> _Stated goal_: Leave out the pictures and transcribe everything else exactly.

> _Dataset_:

________________________

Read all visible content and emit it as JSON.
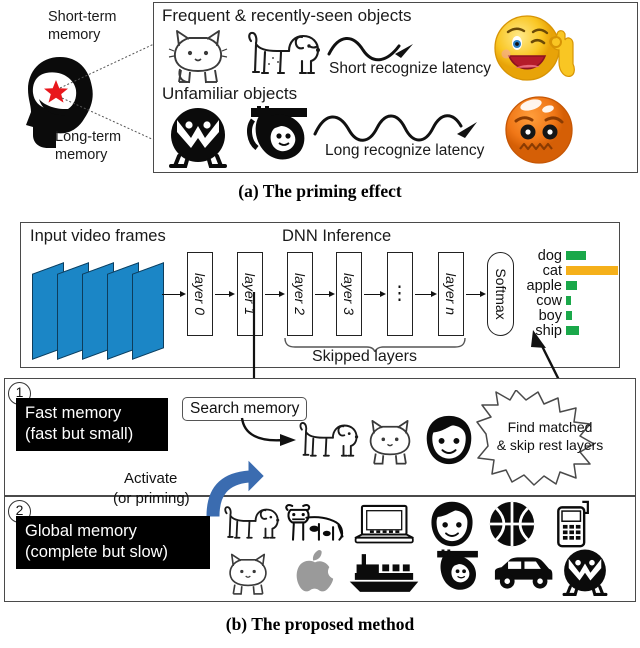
{
  "figure": {
    "caption_a": "(a) The priming effect",
    "caption_b": "(b) The proposed method"
  },
  "panel_a": {
    "short_term_label": "Short-term\nmemory",
    "short_term_line1": "Short-term",
    "short_term_line2": "memory",
    "long_term_line1": "Long-term",
    "long_term_line2": "memory",
    "frequent_title": "Frequent & recently-seen objects",
    "unfamiliar_title": "Unfamiliar objects",
    "short_latency": "Short recognize latency",
    "long_latency": "Long recognize latency",
    "familiar_icons": [
      "cat-icon",
      "dog-icon"
    ],
    "unfamiliar_icons": [
      "owl-icon",
      "sloth-icon"
    ],
    "happy_face": "winking-happy-face-emoji",
    "ok_hand": "ok-hand-emoji",
    "worried_face": "worried-orange-face-emoji",
    "star_icon": "red-star-icon",
    "head_icon": "human-head-silhouette-icon"
  },
  "panel_dnn": {
    "input_title": "Input video frames",
    "inference_title": "DNN Inference",
    "skipped_label": "Skipped layers",
    "frames_count": 5,
    "layers": [
      "layer 0",
      "layer 1",
      "layer 2",
      "layer 3",
      "⋮",
      "layer n"
    ],
    "softmax_label": "Softmax",
    "frame_color": "#1b86c6"
  },
  "chart_data": {
    "type": "bar",
    "title": "",
    "categories": [
      "dog",
      "cat",
      "apple",
      "cow",
      "boy",
      "ship"
    ],
    "values": [
      0.38,
      1.0,
      0.21,
      0.09,
      0.11,
      0.25
    ],
    "colors": [
      "#1aa84a",
      "#f5b01a",
      "#1aa84a",
      "#1aa84a",
      "#1aa84a",
      "#1aa84a"
    ],
    "highlight_category": "cat",
    "highlight_color": "#f5b01a",
    "base_color": "#1aa84a",
    "xlabel": "",
    "ylabel": "",
    "xlim": [
      0,
      1
    ],
    "grid": false,
    "legend": "none",
    "orientation": "horizontal"
  },
  "panel_fast": {
    "number": "1",
    "title_line1": "Fast memory",
    "title_line2": "(fast but small)",
    "search_memory": "Search memory",
    "activate_line1": "Activate",
    "activate_line2": "(or priming)",
    "burst_line1": "Find matched",
    "burst_line2": "& skip rest layers",
    "icons": [
      "dog-icon",
      "cat-icon",
      "boy-icon"
    ]
  },
  "panel_global": {
    "number": "2",
    "title_line1": "Global memory",
    "title_line2": "(complete but slow)",
    "icons_row1": [
      "dog-icon",
      "cow-icon",
      "laptop-icon",
      "boy-icon",
      "basketball-icon",
      "mobile-phone-icon"
    ],
    "icons_row2": [
      "cat-icon",
      "apple-logo-icon",
      "ship-icon",
      "sloth-icon",
      "car-icon",
      "owl-icon"
    ]
  }
}
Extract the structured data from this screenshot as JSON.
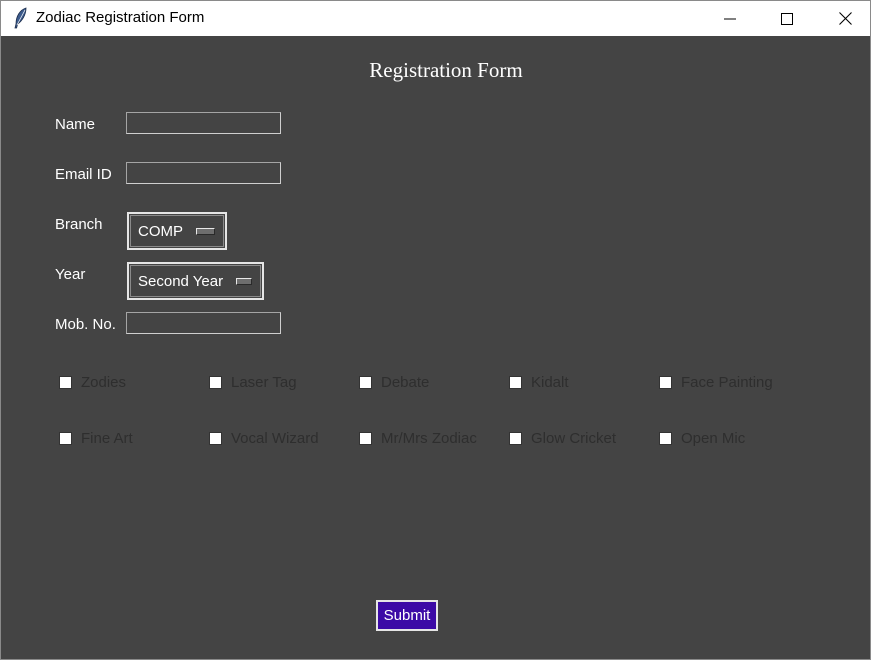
{
  "window": {
    "title": "Zodiac Registration Form"
  },
  "form": {
    "title": "Registration Form",
    "fields": {
      "name": {
        "label": "Name",
        "value": ""
      },
      "email": {
        "label": "Email ID",
        "value": ""
      },
      "branch": {
        "label": "Branch",
        "selected": "COMP"
      },
      "year": {
        "label": "Year",
        "selected": "Second Year"
      },
      "mobile": {
        "label": "Mob. No.",
        "value": ""
      }
    },
    "events": [
      {
        "label": "Zodies",
        "checked": false
      },
      {
        "label": "Laser Tag",
        "checked": false
      },
      {
        "label": "Debate",
        "checked": false
      },
      {
        "label": "Kidalt",
        "checked": false
      },
      {
        "label": "Face Painting",
        "checked": false
      },
      {
        "label": "Fine Art",
        "checked": false
      },
      {
        "label": "Vocal Wizard",
        "checked": false
      },
      {
        "label": "Mr/Mrs Zodiac",
        "checked": false
      },
      {
        "label": "Glow Cricket",
        "checked": false
      },
      {
        "label": "Open Mic",
        "checked": false
      }
    ],
    "submit_label": "Submit"
  },
  "icons": {
    "app": "feather-icon",
    "minimize": "minimize-icon",
    "maximize": "maximize-icon",
    "close": "close-icon"
  },
  "colors": {
    "background": "#444444",
    "submit_button": "#3c0aa6",
    "text": "#ffffff",
    "checkbox_label": "#2e2e2e"
  }
}
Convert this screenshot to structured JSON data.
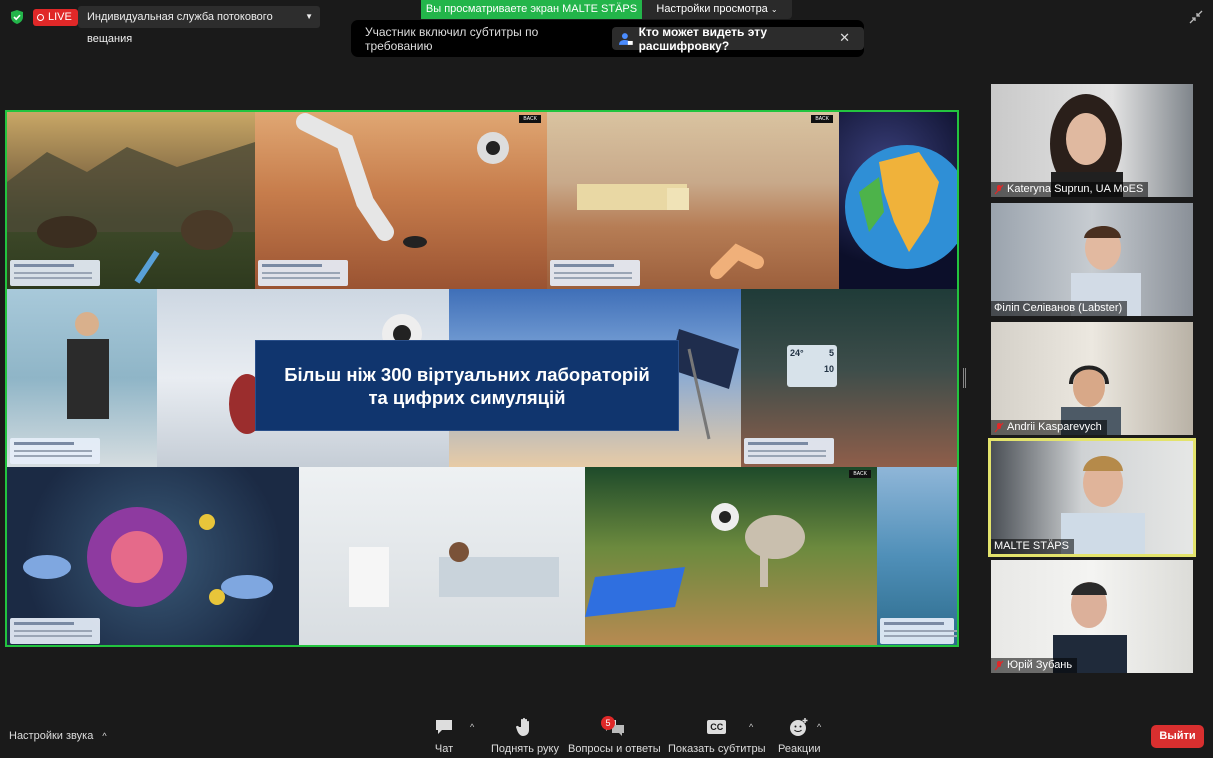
{
  "topbar": {
    "live_label": "LIVE",
    "stream_service": "Индивидуальная служба потокового вещания",
    "viewing_label": "Вы просматриваете экран MALTE STÄPS",
    "view_settings_label": "Настройки просмотра",
    "colors": {
      "live": "#e02828",
      "viewing": "#23b54a"
    }
  },
  "caption_banner": {
    "text": "Участник включил субтитры по требованию",
    "who_can_see": "Кто может видеть эту расшифровку?"
  },
  "shared_screen": {
    "title_line1": "Більш ніж 300 віртуальних лабораторій",
    "title_line2": "та цифрих симуляцій",
    "back_label": "BACK",
    "lab_hud": {
      "temperature": "24°",
      "count_top": "5",
      "count_bottom": "10"
    }
  },
  "participants": [
    {
      "name": "Kateryna Suprun, UA MoES",
      "muted": true
    },
    {
      "name": "Філіп Селіванов (Labster)",
      "muted": false
    },
    {
      "name": "Andrii Kasparevych",
      "muted": true
    },
    {
      "name": "MALTE STÄPS",
      "muted": false,
      "speaking": true
    },
    {
      "name": "Юрій Зубань",
      "muted": true
    }
  ],
  "bottom": {
    "audio_settings": "Настройки звука",
    "chat": "Чат",
    "raise_hand": "Поднять руку",
    "qa": "Вопросы и ответы",
    "qa_badge": "5",
    "captions": "Показать субтитры",
    "captions_icon": "CC",
    "reactions": "Реакции",
    "leave": "Выйти"
  }
}
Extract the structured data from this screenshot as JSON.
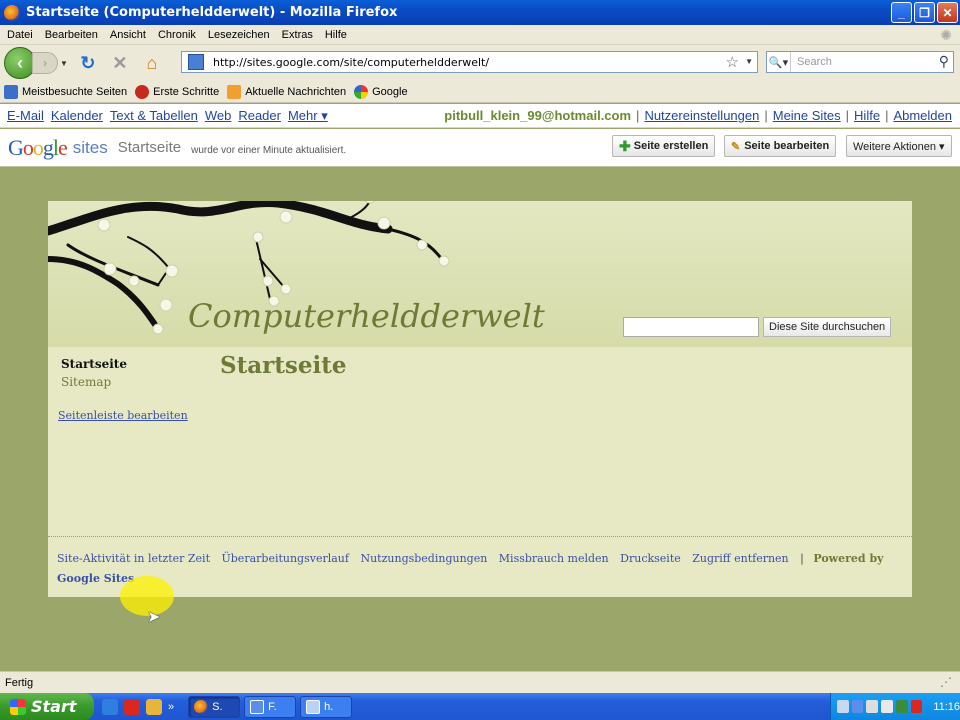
{
  "window": {
    "title": "Startseite (Computerheldderwelt) - Mozilla Firefox"
  },
  "menu": [
    "Datei",
    "Bearbeiten",
    "Ansicht",
    "Chronik",
    "Lesezeichen",
    "Extras",
    "Hilfe"
  ],
  "nav": {
    "url": "http://sites.google.com/site/computerheldderwelt/",
    "search_placeholder": "Search"
  },
  "bookmarks": [
    "Meistbesuchte Seiten",
    "Erste Schritte",
    "Aktuelle Nachrichten",
    "Google"
  ],
  "gbar": {
    "links": [
      "E-Mail",
      "Kalender",
      "Text & Tabellen",
      "Web",
      "Reader"
    ],
    "more": "Mehr ▾",
    "email": "pitbull_klein_99@hotmail.com",
    "right_links": [
      "Nutzereinstellungen",
      "Meine Sites",
      "Hilfe",
      "Abmelden"
    ]
  },
  "sites_header": {
    "sites_word": "sites",
    "page_name": "Startseite",
    "updated": "wurde vor einer Minute aktualisiert.",
    "create_label": "Seite erstellen",
    "edit_label": "Seite bearbeiten",
    "more_label": "Weitere Aktionen ▾"
  },
  "site": {
    "title": "Computerheldderwelt",
    "search_button": "Diese Site durchsuchen",
    "sidebar": {
      "home": "Startseite",
      "sitemap": "Sitemap",
      "edit": "Seitenleiste bearbeiten"
    },
    "heading": "Startseite",
    "footer_links": [
      "Site-Aktivität in letzter Zeit",
      "Überarbeitungsverlauf",
      "Nutzungsbedingungen",
      "Missbrauch melden",
      "Druckseite",
      "Zugriff entfernen"
    ],
    "powered_by": "Powered by",
    "google_sites": "Google Sites"
  },
  "status": {
    "text": "Fertig"
  },
  "taskbar": {
    "start": "Start",
    "tasks": [
      "S.",
      "F.",
      "h."
    ],
    "clock": "11:16"
  }
}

________________________

> _Response below_:
Read all visible content and emit it as JSON.
{
  "figure": {
    "caption_a": "(a) The priming effect",
    "caption_b": "(b) The proposed method"
  },
  "panel_a": {
    "short_term_label": "Short-term\nmemory",
    "short_term_line1": "Short-term",
    "short_term_line2": "memory",
    "long_term_line1": "Long-term",
    "long_term_line2": "memory",
    "frequent_title": "Frequent & recently-seen objects",
    "unfamiliar_title": "Unfamiliar objects",
    "short_latency": "Short recognize latency",
    "long_latency": "Long recognize latency",
    "familiar_icons": [
      "cat-icon",
      "dog-icon"
    ],
    "unfamiliar_icons": [
      "owl-icon",
      "sloth-icon"
    ],
    "happy_face": "winking-happy-face-emoji",
    "ok_hand": "ok-hand-emoji",
    "worried_face": "worried-orange-face-emoji",
    "star_icon": "red-star-icon",
    "head_icon": "human-head-silhouette-icon"
  },
  "panel_dnn": {
    "input_title": "Input video frames",
    "inference_title": "DNN Inference",
    "skipped_label": "Skipped layers",
    "frames_count": 5,
    "layers": [
      "layer 0",
      "layer 1",
      "layer 2",
      "layer 3",
      "⋮",
      "layer n"
    ],
    "softmax_label": "Softmax",
    "frame_color": "#1b86c6"
  },
  "chart_data": {
    "type": "bar",
    "title": "",
    "categories": [
      "dog",
      "cat",
      "apple",
      "cow",
      "boy",
      "ship"
    ],
    "values": [
      0.38,
      1.0,
      0.21,
      0.09,
      0.11,
      0.25
    ],
    "colors": [
      "#1aa84a",
      "#f5b01a",
      "#1aa84a",
      "#1aa84a",
      "#1aa84a",
      "#1aa84a"
    ],
    "highlight_category": "cat",
    "highlight_color": "#f5b01a",
    "base_color": "#1aa84a",
    "xlabel": "",
    "ylabel": "",
    "xlim": [
      0,
      1
    ],
    "grid": false,
    "legend": "none",
    "orientation": "horizontal"
  },
  "panel_fast": {
    "number": "1",
    "title_line1": "Fast memory",
    "title_line2": "(fast but small)",
    "search_memory": "Search memory",
    "activate_line1": "Activate",
    "activate_line2": "(or priming)",
    "burst_line1": "Find matched",
    "burst_line2": "& skip rest layers",
    "icons": [
      "dog-icon",
      "cat-icon",
      "boy-icon"
    ]
  },
  "panel_global": {
    "number": "2",
    "title_line1": "Global memory",
    "title_line2": "(complete but slow)",
    "icons_row1": [
      "dog-icon",
      "cow-icon",
      "laptop-icon",
      "boy-icon",
      "basketball-icon",
      "mobile-phone-icon"
    ],
    "icons_row2": [
      "cat-icon",
      "apple-logo-icon",
      "ship-icon",
      "sloth-icon",
      "car-icon",
      "owl-icon"
    ]
  }
}
Extract the structured data from this screenshot as JSON.
{
  "window": {
    "title": "Zodiac Registration Form"
  },
  "form": {
    "title": "Registration Form",
    "fields": {
      "name": {
        "label": "Name",
        "value": ""
      },
      "email": {
        "label": "Email ID",
        "value": ""
      },
      "branch": {
        "label": "Branch",
        "selected": "COMP"
      },
      "year": {
        "label": "Year",
        "selected": "Second Year"
      },
      "mobile": {
        "label": "Mob. No.",
        "value": ""
      }
    },
    "events": [
      {
        "label": "Zodies",
        "checked": false
      },
      {
        "label": "Laser Tag",
        "checked": false
      },
      {
        "label": "Debate",
        "checked": false
      },
      {
        "label": "Kidalt",
        "checked": false
      },
      {
        "label": "Face Painting",
        "checked": false
      },
      {
        "label": "Fine Art",
        "checked": false
      },
      {
        "label": "Vocal Wizard",
        "checked": false
      },
      {
        "label": "Mr/Mrs Zodiac",
        "checked": false
      },
      {
        "label": "Glow Cricket",
        "checked": false
      },
      {
        "label": "Open Mic",
        "checked": false
      }
    ],
    "submit_label": "Submit"
  },
  "icons": {
    "app": "feather-icon",
    "minimize": "minimize-icon",
    "maximize": "maximize-icon",
    "close": "close-icon"
  },
  "colors": {
    "background": "#444444",
    "submit_button": "#3c0aa6",
    "text": "#ffffff",
    "checkbox_label": "#2e2e2e"
  }
}
Convert this screenshot to structured JSON data.
{
  "topbar": {
    "live_label": "LIVE",
    "stream_service": "Индивидуальная служба потокового вещания",
    "viewing_label": "Вы просматриваете экран MALTE STÄPS",
    "view_settings_label": "Настройки просмотра",
    "colors": {
      "live": "#e02828",
      "viewing": "#23b54a"
    }
  },
  "caption_banner": {
    "text": "Участник включил субтитры по требованию",
    "who_can_see": "Кто может видеть эту расшифровку?"
  },
  "shared_screen": {
    "title_line1": "Більш ніж 300 віртуальних лабораторій",
    "title_line2": "та цифрих симуляцій",
    "back_label": "BACK",
    "lab_hud": {
      "temperature": "24°",
      "count_top": "5",
      "count_bottom": "10"
    }
  },
  "participants": [
    {
      "name": "Kateryna Suprun, UA MoES",
      "muted": true
    },
    {
      "name": "Філіп Селіванов (Labster)",
      "muted": false
    },
    {
      "name": "Andrii Kasparevych",
      "muted": true
    },
    {
      "name": "MALTE STÄPS",
      "muted": false,
      "speaking": true
    },
    {
      "name": "Юрій Зубань",
      "muted": true
    }
  ],
  "bottom": {
    "audio_settings": "Настройки звука",
    "chat": "Чат",
    "raise_hand": "Поднять руку",
    "qa": "Вопросы и ответы",
    "qa_badge": "5",
    "captions": "Показать субтитры",
    "captions_icon": "CC",
    "reactions": "Реакции",
    "leave": "Выйти"
  }
}
Extract the structured data from this screenshot as JSON.
{
  "window": {
    "title": "Startseite (Computerheldderwelt) - Mozilla Firefox"
  },
  "menu": [
    "Datei",
    "Bearbeiten",
    "Ansicht",
    "Chronik",
    "Lesezeichen",
    "Extras",
    "Hilfe"
  ],
  "nav": {
    "url": "http://sites.google.com/site/computerheldderwelt/",
    "search_placeholder": "Search"
  },
  "bookmarks": [
    "Meistbesuchte Seiten",
    "Erste Schritte",
    "Aktuelle Nachrichten",
    "Google"
  ],
  "gbar": {
    "links": [
      "E-Mail",
      "Kalender",
      "Text & Tabellen",
      "Web",
      "Reader"
    ],
    "more": "Mehr ▾",
    "email": "pitbull_klein_99@hotmail.com",
    "right_links": [
      "Nutzereinstellungen",
      "Meine Sites",
      "Hilfe",
      "Abmelden"
    ]
  },
  "sites_header": {
    "sites_word": "sites",
    "page_name": "Startseite",
    "updated": "wurde vor einer Minute aktualisiert.",
    "create_label": "Seite erstellen",
    "edit_label": "Seite bearbeiten",
    "more_label": "Weitere Aktionen ▾"
  },
  "site": {
    "title": "Computerheldderwelt",
    "search_button": "Diese Site durchsuchen",
    "sidebar": {
      "home": "Startseite",
      "sitemap": "Sitemap",
      "edit": "Seitenleiste bearbeiten"
    },
    "heading": "Startseite",
    "footer_links": [
      "Site-Aktivität in letzter Zeit",
      "Überarbeitungsverlauf",
      "Nutzungsbedingungen",
      "Missbrauch melden",
      "Druckseite",
      "Zugriff entfernen"
    ],
    "powered_by": "Powered by",
    "google_sites": "Google Sites"
  },
  "status": {
    "text": "Fertig"
  },
  "taskbar": {
    "start": "Start",
    "tasks": [
      "S.",
      "F.",
      "h."
    ],
    "clock": "11:16"
  }
}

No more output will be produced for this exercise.